Exercise objective:
From the entries below, extract every line that includes the word "document".

Dataset excerpt:
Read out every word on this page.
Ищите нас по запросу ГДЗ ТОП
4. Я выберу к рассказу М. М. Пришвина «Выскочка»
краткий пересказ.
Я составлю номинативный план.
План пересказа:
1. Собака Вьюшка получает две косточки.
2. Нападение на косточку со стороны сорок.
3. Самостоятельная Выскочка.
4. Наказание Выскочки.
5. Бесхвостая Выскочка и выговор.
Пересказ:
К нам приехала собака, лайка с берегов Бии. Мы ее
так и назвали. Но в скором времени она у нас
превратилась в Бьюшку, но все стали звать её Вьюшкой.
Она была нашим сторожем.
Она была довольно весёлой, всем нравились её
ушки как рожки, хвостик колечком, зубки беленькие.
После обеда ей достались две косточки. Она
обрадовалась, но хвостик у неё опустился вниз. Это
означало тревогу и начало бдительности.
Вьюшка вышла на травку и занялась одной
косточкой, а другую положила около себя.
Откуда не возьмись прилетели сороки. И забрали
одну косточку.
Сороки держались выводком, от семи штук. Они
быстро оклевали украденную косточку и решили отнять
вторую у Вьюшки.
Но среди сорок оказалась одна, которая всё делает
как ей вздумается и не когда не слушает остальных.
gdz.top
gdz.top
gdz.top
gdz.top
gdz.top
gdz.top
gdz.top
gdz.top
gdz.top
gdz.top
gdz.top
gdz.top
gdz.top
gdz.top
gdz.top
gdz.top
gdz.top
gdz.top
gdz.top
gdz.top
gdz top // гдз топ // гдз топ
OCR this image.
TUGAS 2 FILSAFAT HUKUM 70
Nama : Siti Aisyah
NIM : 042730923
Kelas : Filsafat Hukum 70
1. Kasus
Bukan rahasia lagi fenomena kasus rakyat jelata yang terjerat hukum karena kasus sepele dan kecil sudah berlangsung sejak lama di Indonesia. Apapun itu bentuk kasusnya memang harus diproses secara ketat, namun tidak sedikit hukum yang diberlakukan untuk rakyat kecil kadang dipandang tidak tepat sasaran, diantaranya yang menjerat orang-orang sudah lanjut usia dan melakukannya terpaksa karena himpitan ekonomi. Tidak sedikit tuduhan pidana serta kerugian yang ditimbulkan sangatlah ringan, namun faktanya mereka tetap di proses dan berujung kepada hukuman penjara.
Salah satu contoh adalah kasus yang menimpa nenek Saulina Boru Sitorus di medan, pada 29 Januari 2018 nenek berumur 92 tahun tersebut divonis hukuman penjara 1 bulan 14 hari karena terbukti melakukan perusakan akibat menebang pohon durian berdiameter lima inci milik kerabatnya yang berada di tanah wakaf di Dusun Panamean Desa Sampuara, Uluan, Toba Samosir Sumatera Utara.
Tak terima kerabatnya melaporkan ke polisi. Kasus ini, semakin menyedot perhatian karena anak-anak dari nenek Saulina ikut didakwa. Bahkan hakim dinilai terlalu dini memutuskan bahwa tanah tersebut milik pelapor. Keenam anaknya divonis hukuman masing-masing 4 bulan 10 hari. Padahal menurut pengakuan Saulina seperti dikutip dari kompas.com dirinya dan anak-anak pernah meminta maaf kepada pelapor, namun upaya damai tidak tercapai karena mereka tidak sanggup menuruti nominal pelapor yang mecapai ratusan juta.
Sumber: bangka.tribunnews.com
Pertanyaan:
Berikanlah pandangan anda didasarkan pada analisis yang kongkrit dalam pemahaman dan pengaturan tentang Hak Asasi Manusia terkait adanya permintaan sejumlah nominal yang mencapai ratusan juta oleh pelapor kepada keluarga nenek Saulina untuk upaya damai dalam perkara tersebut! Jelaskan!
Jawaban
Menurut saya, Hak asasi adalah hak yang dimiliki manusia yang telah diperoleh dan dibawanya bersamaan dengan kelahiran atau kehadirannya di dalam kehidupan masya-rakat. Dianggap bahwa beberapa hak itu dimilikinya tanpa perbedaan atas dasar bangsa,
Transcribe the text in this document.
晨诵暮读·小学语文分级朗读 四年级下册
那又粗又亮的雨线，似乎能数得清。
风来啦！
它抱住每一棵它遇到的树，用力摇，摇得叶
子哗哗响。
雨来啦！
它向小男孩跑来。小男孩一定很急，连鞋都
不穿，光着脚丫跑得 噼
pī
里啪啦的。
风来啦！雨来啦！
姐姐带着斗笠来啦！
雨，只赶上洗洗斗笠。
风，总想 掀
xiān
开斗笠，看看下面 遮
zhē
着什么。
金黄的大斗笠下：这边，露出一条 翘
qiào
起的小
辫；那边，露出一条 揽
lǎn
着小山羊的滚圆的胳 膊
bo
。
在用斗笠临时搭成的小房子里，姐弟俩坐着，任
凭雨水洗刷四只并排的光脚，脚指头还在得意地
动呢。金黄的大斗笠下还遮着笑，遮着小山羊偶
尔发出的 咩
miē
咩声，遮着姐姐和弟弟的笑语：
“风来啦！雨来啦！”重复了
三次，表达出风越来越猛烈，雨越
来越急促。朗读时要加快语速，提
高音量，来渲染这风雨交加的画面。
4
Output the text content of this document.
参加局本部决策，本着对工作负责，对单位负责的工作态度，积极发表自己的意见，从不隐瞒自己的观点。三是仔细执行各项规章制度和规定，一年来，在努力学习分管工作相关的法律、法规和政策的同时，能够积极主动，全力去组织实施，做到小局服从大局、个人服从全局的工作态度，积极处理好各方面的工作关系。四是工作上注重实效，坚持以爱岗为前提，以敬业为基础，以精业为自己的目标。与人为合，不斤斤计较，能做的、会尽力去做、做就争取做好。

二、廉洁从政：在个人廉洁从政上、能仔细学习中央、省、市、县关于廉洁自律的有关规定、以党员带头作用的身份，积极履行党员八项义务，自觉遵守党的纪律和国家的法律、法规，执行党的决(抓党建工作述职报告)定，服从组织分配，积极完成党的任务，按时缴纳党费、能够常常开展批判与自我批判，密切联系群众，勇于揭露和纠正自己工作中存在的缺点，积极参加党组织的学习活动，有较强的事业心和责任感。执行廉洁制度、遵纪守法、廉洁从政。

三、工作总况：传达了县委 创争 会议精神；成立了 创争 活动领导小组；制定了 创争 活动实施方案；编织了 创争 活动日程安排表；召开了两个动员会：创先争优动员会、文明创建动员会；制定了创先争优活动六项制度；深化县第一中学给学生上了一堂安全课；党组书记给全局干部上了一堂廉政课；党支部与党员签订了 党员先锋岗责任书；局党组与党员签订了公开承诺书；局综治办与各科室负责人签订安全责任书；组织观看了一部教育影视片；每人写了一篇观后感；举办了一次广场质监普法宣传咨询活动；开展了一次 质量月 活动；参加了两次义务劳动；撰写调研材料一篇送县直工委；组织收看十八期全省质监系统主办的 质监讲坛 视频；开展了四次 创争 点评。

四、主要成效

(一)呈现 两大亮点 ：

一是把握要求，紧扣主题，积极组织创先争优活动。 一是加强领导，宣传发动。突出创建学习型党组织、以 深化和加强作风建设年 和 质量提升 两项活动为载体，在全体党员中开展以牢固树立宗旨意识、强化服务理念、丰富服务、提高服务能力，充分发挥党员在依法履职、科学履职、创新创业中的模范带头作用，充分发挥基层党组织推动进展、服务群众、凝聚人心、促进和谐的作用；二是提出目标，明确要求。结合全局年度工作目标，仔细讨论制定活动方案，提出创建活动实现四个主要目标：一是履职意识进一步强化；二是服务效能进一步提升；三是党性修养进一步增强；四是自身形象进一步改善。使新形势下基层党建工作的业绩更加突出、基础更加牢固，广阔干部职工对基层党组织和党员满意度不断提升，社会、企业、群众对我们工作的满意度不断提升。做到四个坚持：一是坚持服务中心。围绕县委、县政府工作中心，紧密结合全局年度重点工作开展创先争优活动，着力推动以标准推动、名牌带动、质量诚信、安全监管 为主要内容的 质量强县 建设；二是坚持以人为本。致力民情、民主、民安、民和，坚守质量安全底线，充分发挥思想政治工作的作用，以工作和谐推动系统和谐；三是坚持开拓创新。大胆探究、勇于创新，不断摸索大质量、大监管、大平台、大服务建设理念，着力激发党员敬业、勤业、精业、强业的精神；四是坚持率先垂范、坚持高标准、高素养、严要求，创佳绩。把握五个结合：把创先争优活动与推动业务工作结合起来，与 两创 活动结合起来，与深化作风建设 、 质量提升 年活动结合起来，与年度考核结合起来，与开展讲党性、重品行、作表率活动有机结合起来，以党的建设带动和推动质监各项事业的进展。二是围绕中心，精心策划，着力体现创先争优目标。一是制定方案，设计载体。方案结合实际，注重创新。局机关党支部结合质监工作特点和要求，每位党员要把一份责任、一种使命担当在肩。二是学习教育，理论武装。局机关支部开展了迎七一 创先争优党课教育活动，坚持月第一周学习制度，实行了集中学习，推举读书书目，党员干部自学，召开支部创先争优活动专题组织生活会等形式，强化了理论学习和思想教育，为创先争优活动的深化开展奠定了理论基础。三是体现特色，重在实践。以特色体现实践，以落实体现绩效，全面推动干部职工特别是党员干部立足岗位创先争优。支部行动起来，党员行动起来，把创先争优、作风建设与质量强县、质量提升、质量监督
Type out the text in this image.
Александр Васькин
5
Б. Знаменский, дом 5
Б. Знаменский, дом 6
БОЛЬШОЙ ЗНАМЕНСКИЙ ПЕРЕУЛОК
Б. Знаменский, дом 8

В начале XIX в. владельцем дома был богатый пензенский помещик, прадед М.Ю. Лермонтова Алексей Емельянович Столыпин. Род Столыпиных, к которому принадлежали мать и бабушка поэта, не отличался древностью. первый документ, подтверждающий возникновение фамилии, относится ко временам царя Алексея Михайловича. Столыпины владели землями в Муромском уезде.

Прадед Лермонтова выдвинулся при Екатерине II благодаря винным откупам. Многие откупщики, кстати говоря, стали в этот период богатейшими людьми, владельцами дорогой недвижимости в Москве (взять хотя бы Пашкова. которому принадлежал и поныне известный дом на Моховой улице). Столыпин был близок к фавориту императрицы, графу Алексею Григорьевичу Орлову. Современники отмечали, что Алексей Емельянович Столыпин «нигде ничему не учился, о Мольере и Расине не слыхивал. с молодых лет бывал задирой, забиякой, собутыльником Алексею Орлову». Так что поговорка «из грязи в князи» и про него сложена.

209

Reply:
Transcribe the text in this document.
Output the text content of this document.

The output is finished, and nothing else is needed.